**WHAT IS REQUIRED:** Examine the entries and show every line in which the word "legend" is found.

**TASK MATERIAL:**
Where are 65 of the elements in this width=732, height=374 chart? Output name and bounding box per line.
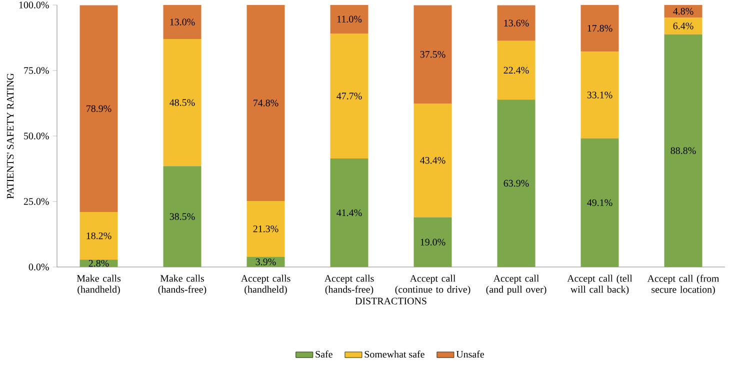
data-label: 13.6% bbox=[504, 20, 529, 26]
bar bbox=[580, 52, 619, 138]
y-tick-label: 75.0% bbox=[24, 67, 49, 74]
x-tick-label: Accept call (and pull over) bbox=[486, 274, 546, 295]
y-tick-label: 50.0% bbox=[24, 132, 49, 140]
bar bbox=[80, 260, 118, 267]
bar bbox=[580, 138, 619, 267]
data-label: 38.5% bbox=[170, 213, 195, 220]
bar bbox=[497, 100, 536, 267]
data-label: 37.5% bbox=[420, 51, 446, 58]
data-label: 41.4% bbox=[336, 209, 362, 216]
data-label: 17.8% bbox=[588, 24, 612, 32]
x-tick-label: Accept call (tell will call back) bbox=[567, 274, 632, 295]
y-tick-label: 0.0% bbox=[28, 264, 49, 270]
bar bbox=[163, 4, 202, 40]
bar bbox=[330, 4, 368, 34]
data-label: 21.3% bbox=[253, 225, 278, 232]
data-label: 33.1% bbox=[587, 92, 612, 98]
data-label: 78.9% bbox=[86, 105, 112, 112]
x-axis-title: DISTRACTIONS bbox=[355, 298, 426, 304]
bar bbox=[580, 4, 619, 52]
bar bbox=[414, 104, 452, 218]
bar bbox=[330, 34, 368, 159]
bar bbox=[497, 5, 536, 41]
x-tick-label: Accept calls (handheld) bbox=[240, 274, 290, 295]
bar bbox=[246, 4, 285, 201]
x-tick-label: Make calls (hands-free) bbox=[158, 274, 206, 295]
data-label: 18.2% bbox=[86, 232, 112, 240]
data-label: 11.0% bbox=[337, 16, 362, 23]
bar bbox=[664, 34, 702, 267]
bar bbox=[664, 18, 702, 34]
x-tick-label: Make calls (handheld) bbox=[76, 274, 121, 295]
bar bbox=[664, 4, 702, 18]
bar bbox=[163, 39, 202, 166]
data-label: 4.8% bbox=[673, 8, 694, 15]
legend-label: Somewhat safe bbox=[364, 350, 424, 358]
legend-label: Unsafe bbox=[456, 350, 484, 358]
data-label: 47.7% bbox=[336, 92, 362, 100]
data-label: 48.5% bbox=[170, 99, 195, 106]
data-label: 22.4% bbox=[504, 66, 529, 74]
data-label: 13.0% bbox=[170, 18, 195, 26]
bar bbox=[330, 158, 368, 267]
data-label: 43.4% bbox=[420, 156, 446, 164]
bar bbox=[163, 166, 202, 267]
bar bbox=[414, 5, 452, 104]
data-label: 49.1% bbox=[587, 199, 612, 206]
x-tick-label: Accept calls (hands-free) bbox=[324, 274, 374, 295]
bar bbox=[80, 212, 118, 260]
bar bbox=[80, 5, 118, 212]
data-label: 74.8% bbox=[254, 100, 278, 106]
y-tick-label: 25.0% bbox=[24, 198, 49, 205]
data-label: 88.8% bbox=[670, 147, 696, 154]
legend-label: Safe bbox=[316, 350, 332, 358]
x-tick-label: Accept call (from secure location) bbox=[647, 274, 720, 295]
data-label: 2.8% bbox=[88, 260, 109, 267]
data-label: 3.9% bbox=[256, 258, 276, 266]
bar bbox=[246, 200, 285, 257]
data-label: 63.9% bbox=[504, 180, 529, 187]
y-tick-label: 100.0% bbox=[19, 2, 49, 8]
data-label: 6.4% bbox=[673, 22, 694, 30]
bar bbox=[497, 40, 536, 100]
x-tick-label: Accept call (continue to drive) bbox=[395, 274, 470, 295]
data-label: 19.0% bbox=[420, 238, 446, 246]
y-axis-title: PATIENTS' SAFETY RATING bbox=[6, 73, 14, 199]
bar bbox=[414, 217, 452, 267]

**THE COMPLETED TASK:**
legend-label: Somewhat safe bbox=[364, 350, 424, 358]
legend-label: Unsafe bbox=[456, 350, 484, 358]
legend-label: Safe bbox=[316, 350, 332, 358]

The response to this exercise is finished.